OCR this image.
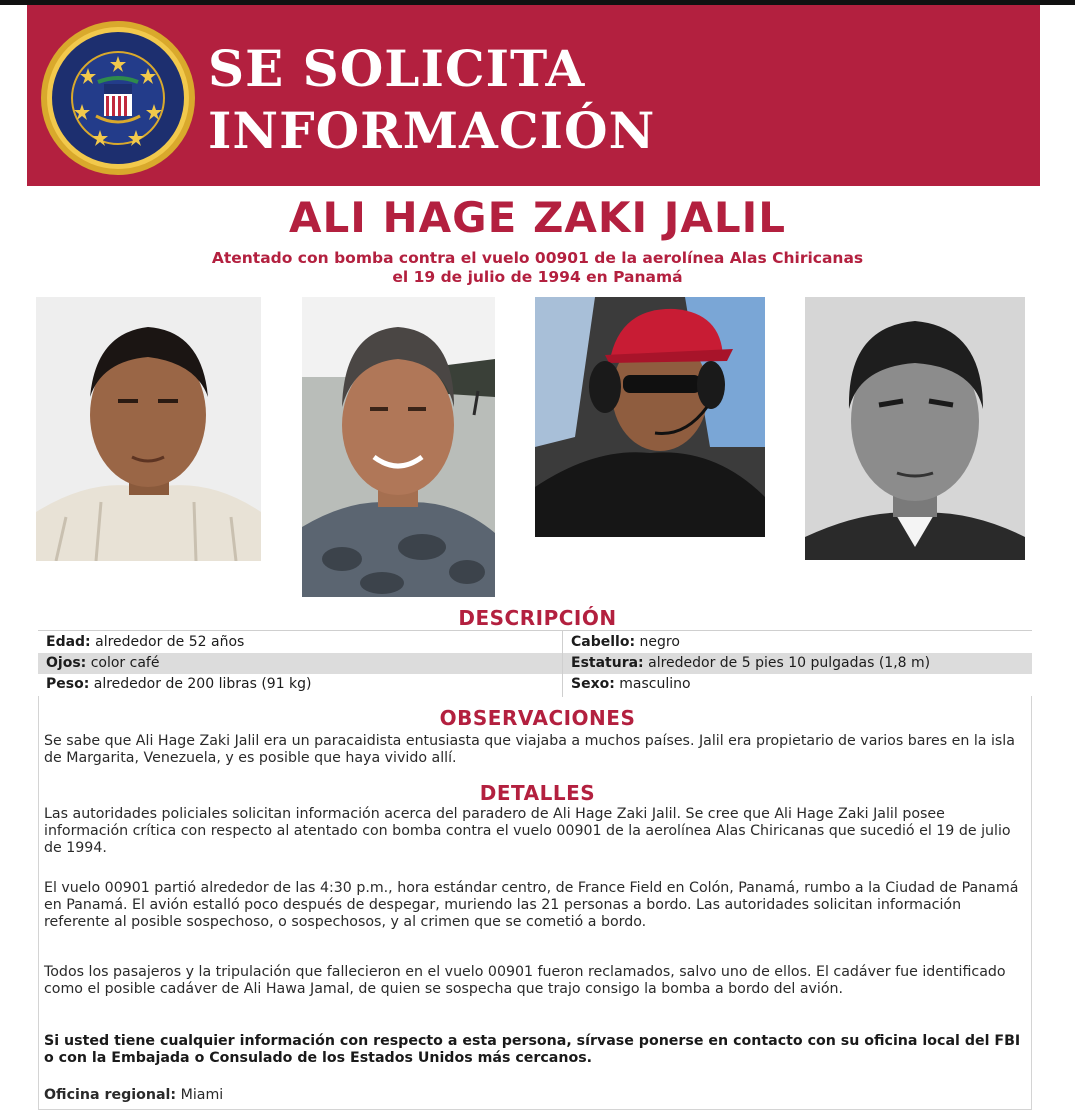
SE SOLICITA
INFORMACIÓN
ALI HAGE ZAKI JALIL
Atentado con bomba contra el vuelo 00901 de la aerolínea Alas Chiricanas
el 19 de julio de 1994 en Panamá
DESCRIPCIÓN
Edad: alrededor de 52 años	Cabello: negro
Ojos: color café	Estatura: alrededor de 5 pies 10 pulgadas (1,8 m)
Peso: alrededor de 200 libras (91 kg)	Sexo: masculino
OBSERVACIONES

Se sabe que Ali Hage Zaki Jalil era un paracaidista entusiasta que viajaba a muchos países. Jalil era propietario de varios bares en la isla de Margarita, Venezuela, y es posible que haya vivido allí.

DETALLES

Las autoridades policiales solicitan información acerca del paradero de Ali Hage Zaki Jalil. Se cree que Ali Hage Zaki Jalil posee información crítica con respecto al atentado con bomba contra el vuelo 00901 de la aerolínea Alas Chiricanas que sucedió el 19 de julio de 1994.

El vuelo 00901 partió alrededor de las 4:30 p.m., hora estándar centro, de France Field en Colón, Panamá, rumbo a la Ciudad de Panamá en Panamá. El avión estalló poco después de despegar, muriendo las 21 personas a bordo. Las autoridades solicitan información referente al posible sospechoso, o sospechosos, y al crimen que se cometió a bordo.

Todos los pasajeros y la tripulación que fallecieron en el vuelo 00901 fueron reclamados, salvo uno de ellos. El cadáver fue identificado como el posible cadáver de Ali Hawa Jamal, de quien se sospecha que trajo consigo la bomba a bordo del avión.

Si usted tiene cualquier información con respecto a esta persona, sírvase ponerse en contacto con su oficina local del FBI o con la Embajada o Consulado de los Estados Unidos más cercanos.

Oficina regional: Miami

__________

> WHAT IS REQUIRED:
Every record above should be written out again without change, except that the pictures are left out.

> SOLUTION TO THE PROBLEM:
OCR this image.
SE SOLICITA
INFORMACIÓN
ALI HAGE ZAKI JALIL
Atentado con bomba contra el vuelo 00901 de la aerolínea Alas Chiricanas
el 19 de julio de 1994 en Panamá
DESCRIPCIÓN
Edad: alrededor de 52 años	Cabello: negro
Ojos: color café	Estatura: alrededor de 5 pies 10 pulgadas (1,8 m)
Peso: alrededor de 200 libras (91 kg)	Sexo: masculino
OBSERVACIONES

Se sabe que Ali Hage Zaki Jalil era un paracaidista entusiasta que viajaba a muchos países. Jalil era propietario de varios bares en la isla de Margarita, Venezuela, y es posible que haya vivido allí.

DETALLES

Las autoridades policiales solicitan información acerca del paradero de Ali Hage Zaki Jalil. Se cree que Ali Hage Zaki Jalil posee información crítica con respecto al atentado con bomba contra el vuelo 00901 de la aerolínea Alas Chiricanas que sucedió el 19 de julio de 1994.

El vuelo 00901 partió alrededor de las 4:30 p.m., hora estándar centro, de France Field en Colón, Panamá, rumbo a la Ciudad de Panamá en Panamá. El avión estalló poco después de despegar, muriendo las 21 personas a bordo. Las autoridades solicitan información referente al posible sospechoso, o sospechosos, y al crimen que se cometió a bordo.

Todos los pasajeros y la tripulación que fallecieron en el vuelo 00901 fueron reclamados, salvo uno de ellos. El cadáver fue identificado como el posible cadáver de Ali Hawa Jamal, de quien se sospecha que trajo consigo la bomba a bordo del avión.

Si usted tiene cualquier información con respecto a esta persona, sírvase ponerse en contacto con su oficina local del FBI o con la Embajada o Consulado de los Estados Unidos más cercanos.

Oficina regional: Miami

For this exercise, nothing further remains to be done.